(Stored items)
+ + + + +

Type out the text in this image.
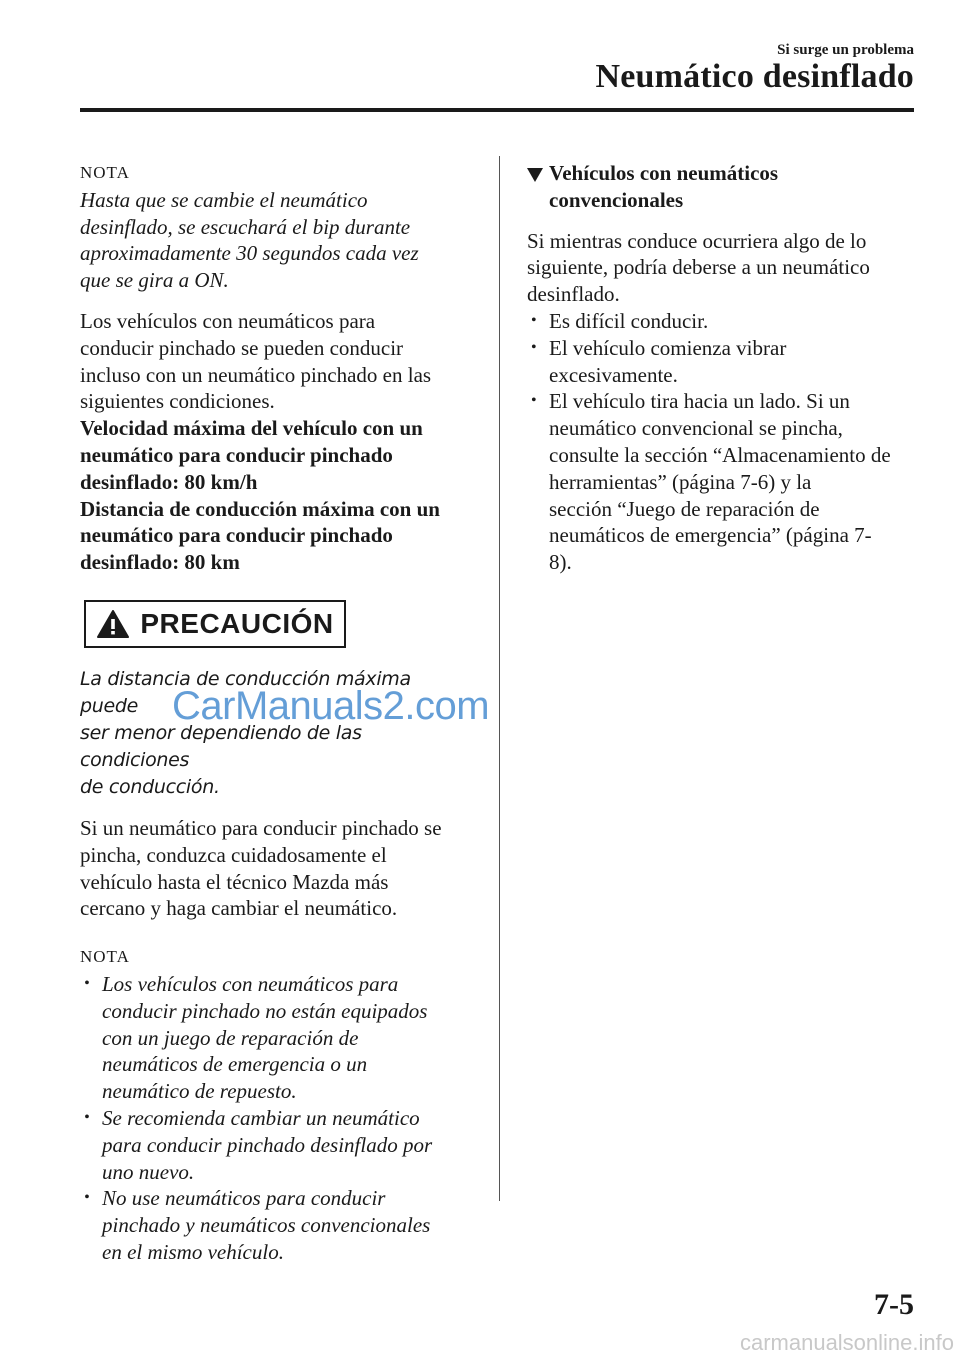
Si surge un problema
Neumático desinflado

NOTA

Hasta que se cambie el neumático
desinflado, se escuchará el bip durante
aproximadamente 30 segundos cada vez
que se gira a ON.

Los vehículos con neumáticos para
conducir pinchado se pueden conducir
incluso con un neumático pinchado en las
siguientes condiciones.

Velocidad máxima del vehículo con un
neumático para conducir pinchado
desinflado: 80 km/h

Distancia de conducción máxima con un
neumático para conducir pinchado
desinflado: 80 km

PRECAUCIÓN

La distancia de conducción máxima puede
ser menor dependiendo de las condiciones
de conducción.

Si un neumático para conducir pinchado se
pincha, conduzca cuidadosamente el
vehículo hasta el técnico Mazda más
cercano y haga cambiar el neumático.

NOTA

• Los vehículos con neumáticos para
conducir pinchado no están equipados
con un juego de reparación de
neumáticos de emergencia o un
neumático de repuesto.
• Se recomienda cambiar un neumático
para conducir pinchado desinflado por
uno nuevo.
• No use neumáticos para conducir
pinchado y neumáticos convencionales
en el mismo vehículo.
Vehículos con neumáticos
convencionales

Si mientras conduce ocurriera algo de lo
siguiente, podría deberse a un neumático
desinflado.

• Es difícil conducir.
• El vehículo comienza vibrar
excesivamente.
• El vehículo tira hacia un lado. Si un
neumático convencional se pincha,
consulte la sección “Almacenamiento de
herramientas” (página 7-6) y la
sección “Juego de reparación de
neumáticos de emergencia” (página 7-
8).
CarManuals2.com
7-5
carmanualsonline.info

+ + + + +

◆ EXERCISE GOAL ◆
Looking at the records above, report how many lines contain the word "desinflado". Answer with the number only.

◆ OUTPUT ◆
6